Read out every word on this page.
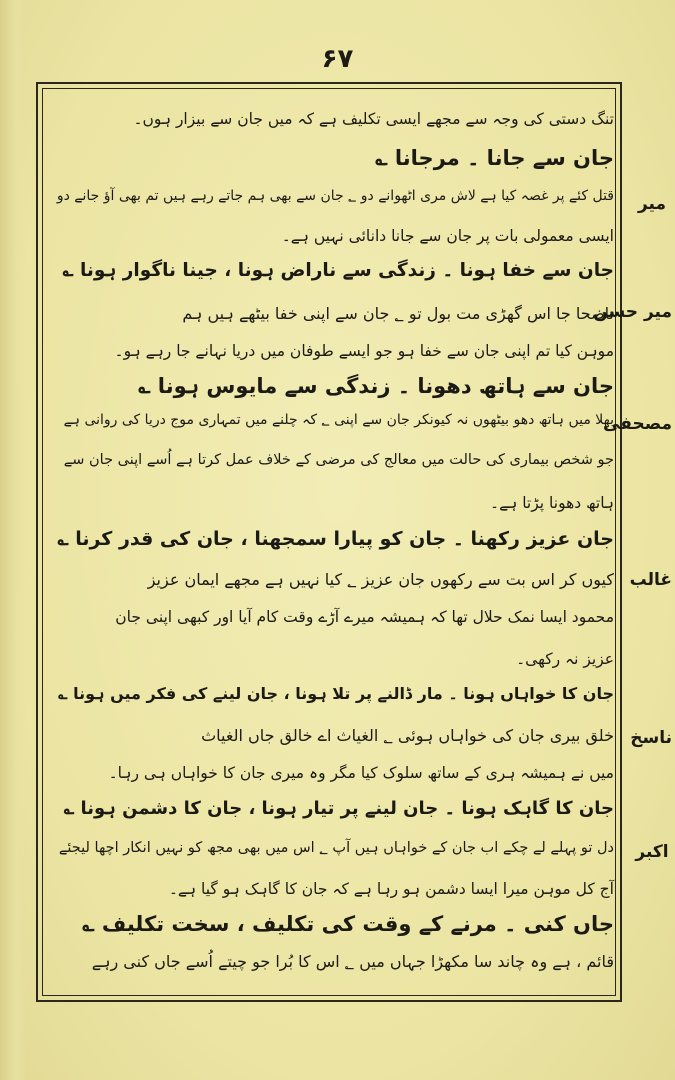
۶۷
تنگ دستی کی وجہ سے مجھے ایسی تکلیف ہے کہ میں جان سے بیزار ہوں۔
جان سے جانا ۔ مرجانا ؎
قتل کئے پر غصہ کیا ہے لاش مری اٹھوانے دو ؂ جان سے بھی ہم جاتے رہے ہیں تم بھی آؤ جانے دو
ایسی معمولی بات پر جان سے جانا دانائی نہیں ہے۔
جان سے خفا ہونا ۔ زندگی سے ناراض ہونا ، جینا ناگوار ہونا ؎
ناصحا جا اس گھڑی مت بول تو ؂ جان سے اپنی خفا بیٹھے ہیں ہم
موہن کیا تم اپنی جان سے خفا ہو جو ایسے طوفان میں دریا نہانے جا رہے ہو۔
جان سے ہاتھ دھونا ۔ زندگی سے مایوس ہونا ؎
بھلا میں ہاتھ دھو بیٹھوں نہ کیونکر جان سے اپنی ؂ کہ چلنے میں تمہاری موج دریا کی روانی ہے
جو شخص بیماری کی حالت میں معالج کی مرضی کے خلاف عمل کرتا ہے اُسے اپنی جان سے
ہاتھ دھونا پڑتا ہے۔
جان عزیز رکھنا ۔ جان کو پیارا سمجھنا ، جان کی قدر کرنا ؎
کیوں کر اس بت سے رکھوں جان عزیز ؂ کیا نہیں ہے مجھے ایمان عزیز
محمود ایسا نمک حلال تھا کہ ہمیشہ میرے آڑے وقت کام آیا اور کبھی اپنی جان
عزیز نہ رکھی۔
جان کا خواہاں ہونا ۔ مار ڈالنے پر تلا ہونا ، جان لینے کی فکر میں ہونا ؎
خلق بیری جان کی خواہاں ہوئی ؂ الغیاث اے خالق جاں الغیاث
میں نے ہمیشہ ہری کے ساتھ سلوک کیا مگر وہ میری جان کا خواہاں ہی رہا۔
جان کا گاہک ہونا ۔ جان لینے پر تیار ہونا ، جان کا دشمن ہونا ؎
دل تو پہلے لے چکے اب جان کے خواہاں ہیں آپ ؂ اس میں بھی مجھ کو نہیں انکار اچھا لیجئے
آج کل موہن میرا ایسا دشمن ہو رہا ہے کہ جان کا گاہک ہو گیا ہے۔
جاں کنی ۔ مرنے کے وقت کی تکلیف ، سخت تکلیف ؎
قائم ، ہے وہ چاند سا مکھڑا جہاں میں ؂ اس کا بُرا جو چیتے اُسے جاں کنی رہے
میر
میر حسن
مصحفی
غالب
ناسخ
اکبر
========
* [Short exercise] Using the listing above, locate the lines that hold "موہن" and copy each one.

* [Response to this task]
موہن کیا تم اپنی جان سے خفا ہو جو ایسے طوفان میں دریا نہانے جا رہے ہو۔
آج کل موہن میرا ایسا دشمن ہو رہا ہے کہ جان کا گاہک ہو گیا ہے۔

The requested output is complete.